WRITTEN TASK A
Could you reproduce the passage on the school mold testing, starting at the words "Why were the" and stopping after "discuss this issue?"?

PAGE EXCERPT

#####

On Monday night, in a discussion of the testing, Assistant Superintendent for Business Stuart Mattey steered away from discussing the results or steps to eliminate the mold and instead focused on future reporting protocols. He said, “The district failed to follow up on IAQ (Indoor Air Quality) testing when we said that we would. This will be a regular agenda item in January and June. All reports will be posted on the website as soon as they are completed. The website has been updated. We included money for environment testing in next year’s budget and John Trenholm will arrange the schedule.”

However, reporting the problem does not solve it. Given that the school is about to undergo a $35 million renovation, Mattey might have addressed how the architects and engineers proposed to get at the source of the mold to stop these re-occurences. The building is known to be on a high water table and has had issues with water infiltration. In November, areas of the building were found to be very humid. Due to the expense, the existing areas of the building will not be air conditioned, which would have lowered the humidity and discouraged the growth of mold.

We followed up with Mattey and posed the following questions in an email on Tuesday June 12, 2018.

Stuart: I was surprised to see mold testing results from January 2018 issued in June, especially in light of a facilities bond vote in February. Information like this might have affected voters' choice.

Here are my questions:

Why were the results held until now?

Elevated readings were found in rooms 2B and 9 and in the teachers’ lounge. The teacher’s lounge is on the opposite side of the building from where the new dehumidifiers will be located. I believe that Room 9 is also above a dirt crawl space.

As you know, three quarters of the building sits on a dirt foundation on a very wet site. Has the district done any testing of the dirt crawl spaces? How can we assess the mold levels there? What are the plans for remediating any mold that may be coming up from this dirt foundation? I assume that BBS has submitted a plan – can that be shared with the public? Is there someone for me to contact at BBS to discuss this issue?

#####

Recorded data
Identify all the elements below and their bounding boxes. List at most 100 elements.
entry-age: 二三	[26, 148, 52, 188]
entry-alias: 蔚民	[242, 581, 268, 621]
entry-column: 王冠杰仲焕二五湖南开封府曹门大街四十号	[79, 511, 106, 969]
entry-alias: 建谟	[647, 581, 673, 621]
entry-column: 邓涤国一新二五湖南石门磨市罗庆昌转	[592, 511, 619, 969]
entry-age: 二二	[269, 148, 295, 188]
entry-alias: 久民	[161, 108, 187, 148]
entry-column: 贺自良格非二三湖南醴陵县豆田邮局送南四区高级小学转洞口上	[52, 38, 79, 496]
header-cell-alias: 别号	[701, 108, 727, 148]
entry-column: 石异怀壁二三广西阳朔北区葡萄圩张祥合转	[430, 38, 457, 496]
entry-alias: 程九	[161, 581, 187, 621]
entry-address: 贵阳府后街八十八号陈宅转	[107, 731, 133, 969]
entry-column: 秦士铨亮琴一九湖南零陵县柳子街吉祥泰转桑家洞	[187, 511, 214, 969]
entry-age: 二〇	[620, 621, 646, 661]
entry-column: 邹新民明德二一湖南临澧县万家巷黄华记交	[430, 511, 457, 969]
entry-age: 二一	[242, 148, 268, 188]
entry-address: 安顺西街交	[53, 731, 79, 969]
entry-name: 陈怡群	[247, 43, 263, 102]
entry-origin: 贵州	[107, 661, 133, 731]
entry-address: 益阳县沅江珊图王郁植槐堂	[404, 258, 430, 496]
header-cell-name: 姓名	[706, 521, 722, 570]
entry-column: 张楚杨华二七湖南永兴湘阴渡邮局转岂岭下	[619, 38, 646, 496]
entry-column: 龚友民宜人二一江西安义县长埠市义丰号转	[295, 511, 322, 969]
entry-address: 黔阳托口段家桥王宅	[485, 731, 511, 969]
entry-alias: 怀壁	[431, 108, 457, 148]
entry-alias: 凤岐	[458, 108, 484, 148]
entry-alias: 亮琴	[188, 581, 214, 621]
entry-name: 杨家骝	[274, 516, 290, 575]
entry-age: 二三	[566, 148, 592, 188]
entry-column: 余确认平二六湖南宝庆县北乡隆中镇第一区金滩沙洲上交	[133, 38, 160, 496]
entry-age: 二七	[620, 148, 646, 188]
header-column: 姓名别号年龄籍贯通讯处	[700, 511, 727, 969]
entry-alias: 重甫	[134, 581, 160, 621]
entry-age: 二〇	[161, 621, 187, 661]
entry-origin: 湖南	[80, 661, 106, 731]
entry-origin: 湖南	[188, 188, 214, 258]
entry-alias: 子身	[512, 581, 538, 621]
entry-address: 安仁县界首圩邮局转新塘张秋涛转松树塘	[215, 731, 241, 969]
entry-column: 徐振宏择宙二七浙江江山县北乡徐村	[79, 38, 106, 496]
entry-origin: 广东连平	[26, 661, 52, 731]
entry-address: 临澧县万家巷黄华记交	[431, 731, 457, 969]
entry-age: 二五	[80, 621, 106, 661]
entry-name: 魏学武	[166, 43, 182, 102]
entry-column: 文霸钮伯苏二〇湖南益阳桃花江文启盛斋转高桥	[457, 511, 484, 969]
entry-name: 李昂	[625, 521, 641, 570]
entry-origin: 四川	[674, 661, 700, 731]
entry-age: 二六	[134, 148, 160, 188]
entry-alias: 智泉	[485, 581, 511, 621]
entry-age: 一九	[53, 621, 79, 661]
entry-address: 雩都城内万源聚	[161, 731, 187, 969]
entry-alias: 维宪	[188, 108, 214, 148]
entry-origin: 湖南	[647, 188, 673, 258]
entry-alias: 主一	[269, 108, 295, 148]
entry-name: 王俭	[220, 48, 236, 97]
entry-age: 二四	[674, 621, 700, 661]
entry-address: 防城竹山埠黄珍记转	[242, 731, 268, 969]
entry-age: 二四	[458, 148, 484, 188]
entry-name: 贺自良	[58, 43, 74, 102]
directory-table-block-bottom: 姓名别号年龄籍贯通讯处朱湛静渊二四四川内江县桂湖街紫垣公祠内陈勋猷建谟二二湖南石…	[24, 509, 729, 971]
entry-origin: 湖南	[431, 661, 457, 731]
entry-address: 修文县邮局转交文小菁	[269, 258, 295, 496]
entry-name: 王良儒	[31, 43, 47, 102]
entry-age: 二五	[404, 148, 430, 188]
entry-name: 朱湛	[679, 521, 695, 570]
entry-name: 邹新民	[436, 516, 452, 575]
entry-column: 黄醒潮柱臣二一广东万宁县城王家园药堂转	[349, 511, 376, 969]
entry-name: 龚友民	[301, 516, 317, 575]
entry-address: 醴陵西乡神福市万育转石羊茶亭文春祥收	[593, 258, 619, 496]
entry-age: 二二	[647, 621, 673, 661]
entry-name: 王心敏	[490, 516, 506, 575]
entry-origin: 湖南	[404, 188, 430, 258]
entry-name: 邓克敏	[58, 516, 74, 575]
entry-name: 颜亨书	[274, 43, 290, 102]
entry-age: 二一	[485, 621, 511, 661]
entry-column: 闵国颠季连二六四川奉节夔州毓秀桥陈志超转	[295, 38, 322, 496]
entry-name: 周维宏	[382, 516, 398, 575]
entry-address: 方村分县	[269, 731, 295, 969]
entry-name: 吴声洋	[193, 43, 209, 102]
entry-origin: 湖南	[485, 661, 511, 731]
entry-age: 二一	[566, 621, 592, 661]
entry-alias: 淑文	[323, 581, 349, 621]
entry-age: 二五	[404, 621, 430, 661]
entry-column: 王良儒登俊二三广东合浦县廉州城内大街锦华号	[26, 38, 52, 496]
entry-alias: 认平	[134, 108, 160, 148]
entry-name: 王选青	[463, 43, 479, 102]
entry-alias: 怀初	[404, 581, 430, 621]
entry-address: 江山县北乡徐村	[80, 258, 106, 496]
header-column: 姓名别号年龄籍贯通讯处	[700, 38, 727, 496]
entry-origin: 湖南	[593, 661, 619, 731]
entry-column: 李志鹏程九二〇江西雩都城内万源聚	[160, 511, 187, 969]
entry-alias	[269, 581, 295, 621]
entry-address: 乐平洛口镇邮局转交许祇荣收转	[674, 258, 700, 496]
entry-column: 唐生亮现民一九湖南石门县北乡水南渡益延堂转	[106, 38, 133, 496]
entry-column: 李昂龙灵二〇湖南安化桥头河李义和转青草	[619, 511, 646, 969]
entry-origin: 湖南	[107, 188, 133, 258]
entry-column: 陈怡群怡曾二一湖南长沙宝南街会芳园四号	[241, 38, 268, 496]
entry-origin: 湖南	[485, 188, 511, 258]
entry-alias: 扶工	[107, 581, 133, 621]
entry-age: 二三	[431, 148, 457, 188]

#####

WRITTEN TASK B
Could you write out the rows of recorded data, from the first row through the row containing "188, 214, 258]", with both end rows included?

TASK ANSWER A
Why were the results held until now?

Elevated readings were found in rooms 2B and 9 and in the teachers’ lounge. The teacher’s lounge is on the opposite side of the building from where the new dehumidifiers will be located. I believe that Room 9 is also above a dirt crawl space.

As you know, three quarters of the building sits on a dirt foundation on a very wet site. Has the district done any testing of the dirt crawl spaces? How can we assess the mold levels there? What are the plans for remediating any mold that may be coming up from this dirt foundation? I assume that BBS has submitted a plan – can that be shared with the public? Is there someone for me to contact at BBS to discuss this issue?

TASK ANSWER B
Identify all the elements below and their bounding boxes. List at most 100 elements.
entry-age: 二三	[26, 148, 52, 188]
entry-alias: 蔚民	[242, 581, 268, 621]
entry-column: 王冠杰仲焕二五湖南开封府曹门大街四十号	[79, 511, 106, 969]
entry-alias: 建谟	[647, 581, 673, 621]
entry-column: 邓涤国一新二五湖南石门磨市罗庆昌转	[592, 511, 619, 969]
entry-age: 二二	[269, 148, 295, 188]
entry-alias: 久民	[161, 108, 187, 148]
entry-column: 贺自良格非二三湖南醴陵县豆田邮局送南四区高级小学转洞口上	[52, 38, 79, 496]
header-cell-alias: 别号	[701, 108, 727, 148]
entry-column: 石异怀壁二三广西阳朔北区葡萄圩张祥合转	[430, 38, 457, 496]
entry-alias: 程九	[161, 581, 187, 621]
entry-address: 贵阳府后街八十八号陈宅转	[107, 731, 133, 969]
entry-column: 秦士铨亮琴一九湖南零陵县柳子街吉祥泰转桑家洞	[187, 511, 214, 969]
entry-age: 二〇	[620, 621, 646, 661]
entry-column: 邹新民明德二一湖南临澧县万家巷黄华记交	[430, 511, 457, 969]
entry-age: 二一	[242, 148, 268, 188]
entry-address: 安顺西街交	[53, 731, 79, 969]
entry-name: 陈怡群	[247, 43, 263, 102]
entry-origin: 贵州	[107, 661, 133, 731]
entry-address: 益阳县沅江珊图王郁植槐堂	[404, 258, 430, 496]
header-cell-name: 姓名	[706, 521, 722, 570]
entry-column: 张楚杨华二七湖南永兴湘阴渡邮局转岂岭下	[619, 38, 646, 496]
entry-column: 龚友民宜人二一江西安义县长埠市义丰号转	[295, 511, 322, 969]
entry-address: 黔阳托口段家桥王宅	[485, 731, 511, 969]
entry-alias: 怀壁	[431, 108, 457, 148]
entry-alias: 凤岐	[458, 108, 484, 148]
entry-alias: 亮琴	[188, 581, 214, 621]
entry-name: 杨家骝	[274, 516, 290, 575]
entry-age: 二三	[566, 148, 592, 188]
entry-column: 余确认平二六湖南宝庆县北乡隆中镇第一区金滩沙洲上交	[133, 38, 160, 496]
entry-age: 二七	[620, 148, 646, 188]
header-column: 姓名别号年龄籍贯通讯处	[700, 511, 727, 969]
entry-alias: 重甫	[134, 581, 160, 621]
entry-age: 二〇	[161, 621, 187, 661]
entry-origin: 湖南	[80, 661, 106, 731]
entry-origin: 湖南	[188, 188, 214, 258]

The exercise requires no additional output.